TASK: Every line below is to be quoted exactly, with nothing added or dropped.

[Dataset listings of figures]
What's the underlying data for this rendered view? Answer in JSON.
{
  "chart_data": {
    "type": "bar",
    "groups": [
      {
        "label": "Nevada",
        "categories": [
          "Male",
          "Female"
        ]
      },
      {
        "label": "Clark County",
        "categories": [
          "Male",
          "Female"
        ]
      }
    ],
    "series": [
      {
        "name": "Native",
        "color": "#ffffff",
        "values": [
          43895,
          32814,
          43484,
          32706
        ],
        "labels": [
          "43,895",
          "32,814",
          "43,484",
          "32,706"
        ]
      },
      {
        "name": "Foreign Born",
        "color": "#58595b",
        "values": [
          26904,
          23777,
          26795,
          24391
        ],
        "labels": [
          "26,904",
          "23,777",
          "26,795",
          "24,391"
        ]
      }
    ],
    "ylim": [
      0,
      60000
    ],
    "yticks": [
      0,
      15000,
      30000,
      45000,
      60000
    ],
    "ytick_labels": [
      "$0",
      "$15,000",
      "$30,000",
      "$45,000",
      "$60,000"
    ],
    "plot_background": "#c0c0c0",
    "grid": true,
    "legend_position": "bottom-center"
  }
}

ANSWER IN FULL:
What's the underlying data for this rendered view? Answer in JSON.
{
  "chart_data": {
    "type": "bar",
    "groups": [
      {
        "label": "Nevada",
        "categories": [
          "Male",
          "Female"
        ]
      },
      {
        "label": "Clark County",
        "categories": [
          "Male",
          "Female"
        ]
      }
    ],
    "series": [
      {
        "name": "Native",
        "color": "#ffffff",
        "values": [
          43895,
          32814,
          43484,
          32706
        ],
        "labels": [
          "43,895",
          "32,814",
          "43,484",
          "32,706"
        ]
      },
      {
        "name": "Foreign Born",
        "color": "#58595b",
        "values": [
          26904,
          23777,
          26795,
          24391
        ],
        "labels": [
          "26,904",
          "23,777",
          "26,795",
          "24,391"
        ]
      }
    ],
    "ylim": [
      0,
      60000
    ],
    "yticks": [
      0,
      15000,
      30000,
      45000,
      60000
    ],
    "ytick_labels": [
      "$0",
      "$15,000",
      "$30,000",
      "$45,000",
      "$60,000"
    ],
    "plot_background": "#c0c0c0",
    "grid": true,
    "legend_position": "bottom-center"
  }
}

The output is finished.